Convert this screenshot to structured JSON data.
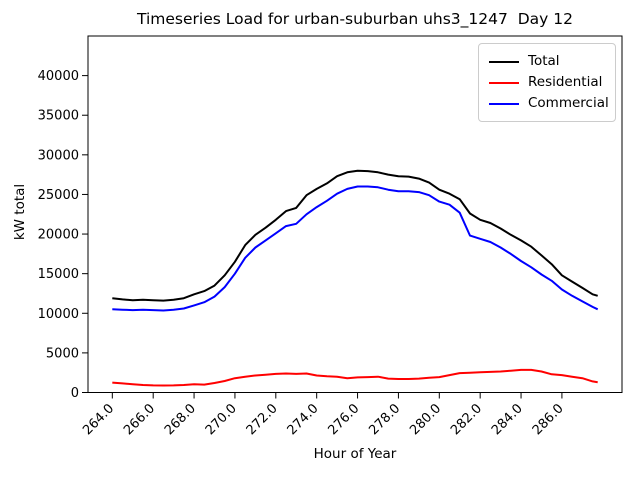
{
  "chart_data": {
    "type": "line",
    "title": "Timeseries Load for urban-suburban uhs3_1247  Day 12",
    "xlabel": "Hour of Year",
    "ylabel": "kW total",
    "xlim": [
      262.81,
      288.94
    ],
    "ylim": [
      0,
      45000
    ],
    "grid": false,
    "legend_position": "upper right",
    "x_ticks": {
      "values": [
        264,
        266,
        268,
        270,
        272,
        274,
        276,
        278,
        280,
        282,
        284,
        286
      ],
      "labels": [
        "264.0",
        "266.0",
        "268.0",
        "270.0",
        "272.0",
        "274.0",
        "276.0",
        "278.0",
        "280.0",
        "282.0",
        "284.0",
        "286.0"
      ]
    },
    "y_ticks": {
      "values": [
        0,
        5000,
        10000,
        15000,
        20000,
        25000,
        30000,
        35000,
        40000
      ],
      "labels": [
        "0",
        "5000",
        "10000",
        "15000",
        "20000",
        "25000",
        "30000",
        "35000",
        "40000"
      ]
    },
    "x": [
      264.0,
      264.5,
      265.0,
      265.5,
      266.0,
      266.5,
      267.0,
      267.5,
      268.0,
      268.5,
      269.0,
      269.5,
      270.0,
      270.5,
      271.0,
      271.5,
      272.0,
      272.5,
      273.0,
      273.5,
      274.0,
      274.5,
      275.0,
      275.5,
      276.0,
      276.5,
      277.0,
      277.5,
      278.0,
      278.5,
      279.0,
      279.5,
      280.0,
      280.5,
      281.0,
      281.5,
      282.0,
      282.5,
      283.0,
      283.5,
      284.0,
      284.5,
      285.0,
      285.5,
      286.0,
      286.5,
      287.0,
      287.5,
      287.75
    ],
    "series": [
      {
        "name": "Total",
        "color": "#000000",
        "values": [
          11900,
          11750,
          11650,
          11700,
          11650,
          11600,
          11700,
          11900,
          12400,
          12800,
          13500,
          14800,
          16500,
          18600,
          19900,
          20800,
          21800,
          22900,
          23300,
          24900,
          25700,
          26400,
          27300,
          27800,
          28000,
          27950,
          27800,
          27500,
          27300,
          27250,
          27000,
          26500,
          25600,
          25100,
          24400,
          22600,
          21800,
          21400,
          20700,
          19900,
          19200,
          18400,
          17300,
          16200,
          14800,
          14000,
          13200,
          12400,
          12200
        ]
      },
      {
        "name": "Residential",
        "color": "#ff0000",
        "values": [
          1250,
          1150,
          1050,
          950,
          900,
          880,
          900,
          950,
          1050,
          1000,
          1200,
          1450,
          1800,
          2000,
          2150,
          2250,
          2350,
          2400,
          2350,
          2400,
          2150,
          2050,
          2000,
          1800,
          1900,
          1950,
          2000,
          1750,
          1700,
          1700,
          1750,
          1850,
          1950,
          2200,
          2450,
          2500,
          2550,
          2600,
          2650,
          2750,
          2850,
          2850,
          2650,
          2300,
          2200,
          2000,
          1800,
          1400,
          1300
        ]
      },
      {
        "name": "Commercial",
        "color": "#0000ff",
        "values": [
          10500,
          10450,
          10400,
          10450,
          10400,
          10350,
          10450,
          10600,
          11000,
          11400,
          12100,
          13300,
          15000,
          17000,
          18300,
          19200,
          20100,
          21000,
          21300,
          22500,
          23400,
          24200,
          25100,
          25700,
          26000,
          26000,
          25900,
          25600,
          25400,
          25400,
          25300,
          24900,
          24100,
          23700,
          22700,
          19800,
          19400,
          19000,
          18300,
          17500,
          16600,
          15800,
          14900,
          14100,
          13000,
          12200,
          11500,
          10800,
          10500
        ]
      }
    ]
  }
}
________
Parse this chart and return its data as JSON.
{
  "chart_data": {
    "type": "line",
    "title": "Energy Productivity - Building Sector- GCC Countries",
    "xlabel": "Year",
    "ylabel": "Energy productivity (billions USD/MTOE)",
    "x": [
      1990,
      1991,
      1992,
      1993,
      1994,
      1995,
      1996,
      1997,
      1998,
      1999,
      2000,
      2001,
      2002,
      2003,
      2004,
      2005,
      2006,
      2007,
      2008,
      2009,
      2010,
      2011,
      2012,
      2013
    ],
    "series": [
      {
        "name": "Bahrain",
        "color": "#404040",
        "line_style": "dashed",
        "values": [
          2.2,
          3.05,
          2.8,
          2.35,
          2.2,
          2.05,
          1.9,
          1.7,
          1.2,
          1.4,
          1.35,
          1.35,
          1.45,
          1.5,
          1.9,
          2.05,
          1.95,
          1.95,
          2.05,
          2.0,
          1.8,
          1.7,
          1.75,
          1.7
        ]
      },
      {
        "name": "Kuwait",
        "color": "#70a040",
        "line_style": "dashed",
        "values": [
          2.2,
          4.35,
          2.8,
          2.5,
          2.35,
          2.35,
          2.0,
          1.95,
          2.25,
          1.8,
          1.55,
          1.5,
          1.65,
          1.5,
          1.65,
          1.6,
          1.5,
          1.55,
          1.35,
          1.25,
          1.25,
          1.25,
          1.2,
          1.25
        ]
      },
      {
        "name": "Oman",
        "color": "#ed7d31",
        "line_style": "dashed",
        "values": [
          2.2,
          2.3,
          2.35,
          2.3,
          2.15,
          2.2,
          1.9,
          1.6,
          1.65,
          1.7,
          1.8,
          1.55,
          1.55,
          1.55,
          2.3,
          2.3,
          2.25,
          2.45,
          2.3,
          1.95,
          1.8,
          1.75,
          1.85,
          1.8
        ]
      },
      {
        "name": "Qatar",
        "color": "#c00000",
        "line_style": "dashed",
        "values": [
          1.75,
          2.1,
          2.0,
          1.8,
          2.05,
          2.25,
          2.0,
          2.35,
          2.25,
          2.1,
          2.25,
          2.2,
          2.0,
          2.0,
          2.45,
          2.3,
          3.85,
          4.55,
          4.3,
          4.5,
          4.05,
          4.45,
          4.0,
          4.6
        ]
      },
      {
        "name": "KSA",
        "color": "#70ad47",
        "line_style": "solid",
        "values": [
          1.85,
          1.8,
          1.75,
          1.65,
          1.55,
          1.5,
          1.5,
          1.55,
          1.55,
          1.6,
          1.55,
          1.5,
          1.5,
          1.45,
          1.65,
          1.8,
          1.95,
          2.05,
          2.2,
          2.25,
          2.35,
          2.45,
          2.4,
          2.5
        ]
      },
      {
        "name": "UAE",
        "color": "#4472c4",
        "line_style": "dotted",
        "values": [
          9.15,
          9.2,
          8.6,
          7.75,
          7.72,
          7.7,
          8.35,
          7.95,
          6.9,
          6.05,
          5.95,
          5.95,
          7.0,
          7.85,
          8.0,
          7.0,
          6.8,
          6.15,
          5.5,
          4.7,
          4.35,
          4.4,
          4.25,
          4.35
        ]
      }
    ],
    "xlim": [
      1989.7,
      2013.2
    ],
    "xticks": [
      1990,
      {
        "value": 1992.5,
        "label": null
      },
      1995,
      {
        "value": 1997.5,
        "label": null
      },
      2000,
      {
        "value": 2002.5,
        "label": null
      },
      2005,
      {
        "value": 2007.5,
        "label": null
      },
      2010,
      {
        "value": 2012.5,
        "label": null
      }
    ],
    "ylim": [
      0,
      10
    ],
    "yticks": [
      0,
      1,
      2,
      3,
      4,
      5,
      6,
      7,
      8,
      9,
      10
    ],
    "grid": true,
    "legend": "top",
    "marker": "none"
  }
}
________
▶ **Written exercise**
Select from the material above each line in which the string "color" appears, and list those lines.

▶ **Answer for the task**
        "color": "#000000",
        "color": "#ff0000",
        "color": "#0000ff",
        "color": "#404040",
        "color": "#70a040",
        "color": "#ed7d31",
        "color": "#c00000",
        "color": "#70ad47",
        "color": "#4472c4",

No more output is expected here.